───── Dataset excerpts ─────

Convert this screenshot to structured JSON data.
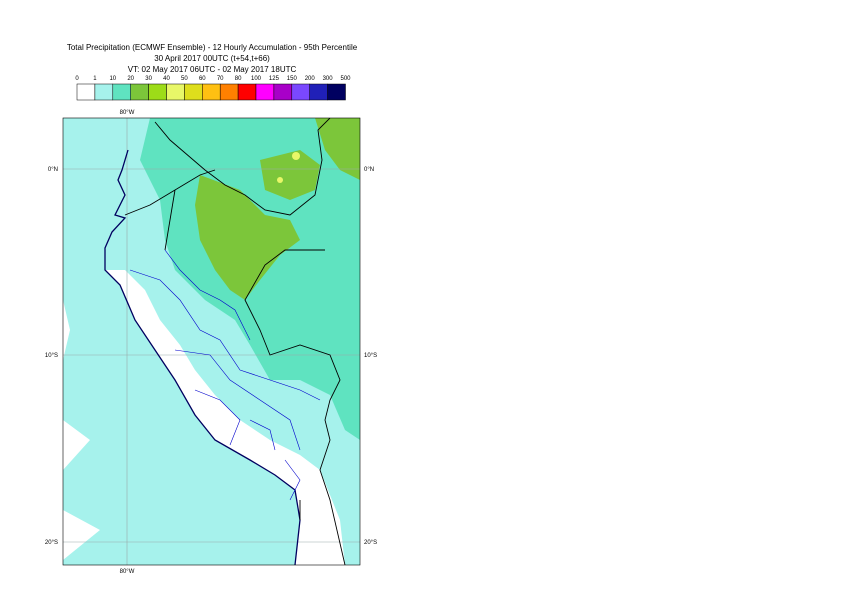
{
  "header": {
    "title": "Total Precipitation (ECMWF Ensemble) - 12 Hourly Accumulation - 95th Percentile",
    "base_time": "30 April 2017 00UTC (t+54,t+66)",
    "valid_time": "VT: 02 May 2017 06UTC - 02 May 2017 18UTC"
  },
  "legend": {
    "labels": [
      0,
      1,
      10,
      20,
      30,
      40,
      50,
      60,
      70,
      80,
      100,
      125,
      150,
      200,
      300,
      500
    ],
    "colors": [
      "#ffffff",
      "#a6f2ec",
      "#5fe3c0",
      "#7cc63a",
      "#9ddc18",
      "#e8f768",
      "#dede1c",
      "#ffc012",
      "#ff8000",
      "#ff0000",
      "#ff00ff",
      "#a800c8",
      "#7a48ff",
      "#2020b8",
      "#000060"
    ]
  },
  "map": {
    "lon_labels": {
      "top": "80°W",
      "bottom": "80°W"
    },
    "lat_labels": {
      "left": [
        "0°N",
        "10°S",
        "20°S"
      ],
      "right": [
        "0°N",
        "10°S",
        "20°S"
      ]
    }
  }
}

─────

Take the entries shown above and quote them verbatim, passing over the pictures.

Convert this screenshot to structured JSON data.
{
  "header": {
    "title": "Total Precipitation (ECMWF Ensemble) - 12 Hourly Accumulation - 95th Percentile",
    "base_time": "30 April 2017 00UTC (t+54,t+66)",
    "valid_time": "VT: 02 May 2017 06UTC - 02 May 2017 18UTC"
  },
  "legend": {
    "labels": [
      0,
      1,
      10,
      20,
      30,
      40,
      50,
      60,
      70,
      80,
      100,
      125,
      150,
      200,
      300,
      500
    ],
    "colors": [
      "#ffffff",
      "#a6f2ec",
      "#5fe3c0",
      "#7cc63a",
      "#9ddc18",
      "#e8f768",
      "#dede1c",
      "#ffc012",
      "#ff8000",
      "#ff0000",
      "#ff00ff",
      "#a800c8",
      "#7a48ff",
      "#2020b8",
      "#000060"
    ]
  },
  "map": {
    "lon_labels": {
      "top": "80°W",
      "bottom": "80°W"
    },
    "lat_labels": {
      "left": [
        "0°N",
        "10°S",
        "20°S"
      ],
      "right": [
        "0°N",
        "10°S",
        "20°S"
      ]
    }
  }
}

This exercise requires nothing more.